Secondo l'articolo sul teatro-danza, fino a quando il termine teatro-danza definiva quella linea di demarcazione?

_ARTICOLO:_
:::::
Doppia coppia Fuori Programma di Paolo Ruffini

Foto di Giuseppe Follacchio

Sono lontani gli anni in cui il termine teatro-danza definiva quella linea di demarcazione, almeno fino ai primi anni Duemila, tra il concetto tutto interno all’ortodossia coreografica (anche sbilenca) e una prassi più “silvana”, per certi versi più arcaica e umanissima, quello che oggi invece – semmai di una linea di demarcazione avessimo bisogno – è più difficile rintracciarne le intenzioni, laddove meno dichiarate sono le appartenenze (per via anche di infiniti rivoli o traghettamenti carsici che alimentano il senso del fare nel nostro presente) in un panorama definitivamente internazionale orientato alla disseminazione degli indizi, alla liquefazione dei presupposti, al sovvertimento dei generi. Il teatro-danza definiva i corpi nella cultura ma, soprattutto, nell’immaginario contemporaneo, modificando la percezione e codificando un modo di comporre la scena diventato linguaggio, tanto che gliene riconosciamo una tradizione. Ha prodotto tali combustioni a perdere, liberato poetiche e sensibilità diversissime, ha disinnescato schematismi per cui si sono moltiplicati i segni e i saperi di quell’originaria ispirazione, dando significato a esperienze artistiche (anche in contesti paradossalmente distanti) dove l’approccio personale e quello concettuale convivevano. Rimane di quell’esperienza una forma recuperata di espressionismo d’indagine (che fa del performer una persona), forse, e una svincolata (dalle matrici) possibilità di tenere assieme opposti paralleli, materialità e rarefazione linguistica, corpo e segno. Non lo chiamiamo ormai teatro-danza ma lo intravediamo rigenerato e rinominato in più contesti creativi che non si dichiarano tali, ovvero figli di quella storia, ma ne sono (inconsapevolmente?) eredi.
:::::
_MATERIALE FORNITO:_
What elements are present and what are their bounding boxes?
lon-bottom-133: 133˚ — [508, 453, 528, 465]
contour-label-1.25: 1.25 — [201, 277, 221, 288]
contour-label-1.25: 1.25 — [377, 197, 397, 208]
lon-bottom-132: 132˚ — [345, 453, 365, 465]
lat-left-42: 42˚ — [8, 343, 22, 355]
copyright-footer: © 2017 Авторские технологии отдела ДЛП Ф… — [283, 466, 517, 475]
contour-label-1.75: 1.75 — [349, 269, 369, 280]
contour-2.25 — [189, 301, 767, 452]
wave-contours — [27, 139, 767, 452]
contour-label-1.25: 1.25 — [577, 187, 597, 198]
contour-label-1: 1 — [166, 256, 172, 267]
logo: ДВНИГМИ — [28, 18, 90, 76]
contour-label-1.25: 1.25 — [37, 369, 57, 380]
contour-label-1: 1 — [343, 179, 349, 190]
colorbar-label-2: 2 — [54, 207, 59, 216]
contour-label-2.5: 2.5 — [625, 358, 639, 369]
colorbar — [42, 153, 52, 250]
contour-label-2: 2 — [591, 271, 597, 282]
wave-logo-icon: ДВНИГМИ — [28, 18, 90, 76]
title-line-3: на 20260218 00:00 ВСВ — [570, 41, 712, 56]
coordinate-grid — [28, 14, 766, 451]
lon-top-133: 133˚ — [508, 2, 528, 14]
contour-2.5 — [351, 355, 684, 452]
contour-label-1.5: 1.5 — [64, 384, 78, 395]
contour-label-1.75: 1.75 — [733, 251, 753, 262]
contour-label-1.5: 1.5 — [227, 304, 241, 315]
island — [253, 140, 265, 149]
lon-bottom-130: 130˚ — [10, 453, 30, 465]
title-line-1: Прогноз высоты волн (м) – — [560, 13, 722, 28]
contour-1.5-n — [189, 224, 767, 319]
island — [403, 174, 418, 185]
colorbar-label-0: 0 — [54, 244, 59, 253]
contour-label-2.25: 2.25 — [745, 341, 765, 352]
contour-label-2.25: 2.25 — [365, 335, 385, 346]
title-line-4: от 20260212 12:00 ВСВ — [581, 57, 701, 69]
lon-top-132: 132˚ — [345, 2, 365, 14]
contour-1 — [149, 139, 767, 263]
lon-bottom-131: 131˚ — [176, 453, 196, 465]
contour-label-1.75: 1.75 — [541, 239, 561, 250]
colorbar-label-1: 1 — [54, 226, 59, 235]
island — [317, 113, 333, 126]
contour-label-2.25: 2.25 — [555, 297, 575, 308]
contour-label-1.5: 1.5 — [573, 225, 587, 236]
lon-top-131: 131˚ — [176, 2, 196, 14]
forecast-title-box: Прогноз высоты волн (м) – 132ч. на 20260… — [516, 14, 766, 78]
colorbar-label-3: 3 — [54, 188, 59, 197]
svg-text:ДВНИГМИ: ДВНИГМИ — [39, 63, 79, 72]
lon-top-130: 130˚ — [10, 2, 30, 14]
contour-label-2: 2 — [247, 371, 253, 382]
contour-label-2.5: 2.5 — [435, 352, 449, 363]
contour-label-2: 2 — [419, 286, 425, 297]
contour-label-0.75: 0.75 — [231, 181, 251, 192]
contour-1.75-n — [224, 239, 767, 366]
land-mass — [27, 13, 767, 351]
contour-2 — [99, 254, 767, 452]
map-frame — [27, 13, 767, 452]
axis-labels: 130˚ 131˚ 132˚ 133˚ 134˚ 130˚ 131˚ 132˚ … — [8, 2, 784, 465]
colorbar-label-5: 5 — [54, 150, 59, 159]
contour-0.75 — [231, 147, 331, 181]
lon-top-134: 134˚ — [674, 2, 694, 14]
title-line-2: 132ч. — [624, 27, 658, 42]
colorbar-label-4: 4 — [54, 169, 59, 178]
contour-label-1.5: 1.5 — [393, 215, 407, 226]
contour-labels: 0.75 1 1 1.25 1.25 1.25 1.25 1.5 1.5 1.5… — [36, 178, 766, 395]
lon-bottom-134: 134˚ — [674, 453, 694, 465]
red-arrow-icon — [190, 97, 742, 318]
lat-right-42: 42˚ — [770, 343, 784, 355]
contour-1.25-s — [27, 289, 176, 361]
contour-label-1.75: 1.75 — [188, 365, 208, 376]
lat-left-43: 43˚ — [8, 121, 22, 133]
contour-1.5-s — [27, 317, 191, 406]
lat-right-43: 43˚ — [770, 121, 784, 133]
:::::
_RISPOSTA COMPLETA:_
Almeno fino ai primi anni Duemila.